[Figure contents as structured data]
----------------------------------------

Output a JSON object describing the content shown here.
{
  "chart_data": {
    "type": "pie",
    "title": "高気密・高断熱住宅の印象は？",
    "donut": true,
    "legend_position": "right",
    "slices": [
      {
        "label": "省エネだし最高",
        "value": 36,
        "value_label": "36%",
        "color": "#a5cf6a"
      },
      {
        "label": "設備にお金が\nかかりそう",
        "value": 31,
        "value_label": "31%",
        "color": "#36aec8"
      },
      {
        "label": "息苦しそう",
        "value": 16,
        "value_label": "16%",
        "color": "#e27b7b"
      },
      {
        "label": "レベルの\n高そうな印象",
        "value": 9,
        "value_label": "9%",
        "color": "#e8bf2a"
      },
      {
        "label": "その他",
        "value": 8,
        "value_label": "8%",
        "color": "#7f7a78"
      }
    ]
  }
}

----------------------------------------

Output every record above exactly as it appears.

Result of the task.
Output a JSON object describing the content shown here.
{
  "chart_data": {
    "type": "pie",
    "title": "高気密・高断熱住宅の印象は？",
    "donut": true,
    "legend_position": "right",
    "slices": [
      {
        "label": "省エネだし最高",
        "value": 36,
        "value_label": "36%",
        "color": "#a5cf6a"
      },
      {
        "label": "設備にお金が\nかかりそう",
        "value": 31,
        "value_label": "31%",
        "color": "#36aec8"
      },
      {
        "label": "息苦しそう",
        "value": 16,
        "value_label": "16%",
        "color": "#e27b7b"
      },
      {
        "label": "レベルの\n高そうな印象",
        "value": 9,
        "value_label": "9%",
        "color": "#e8bf2a"
      },
      {
        "label": "その他",
        "value": 8,
        "value_label": "8%",
        "color": "#7f7a78"
      }
    ]
  }
}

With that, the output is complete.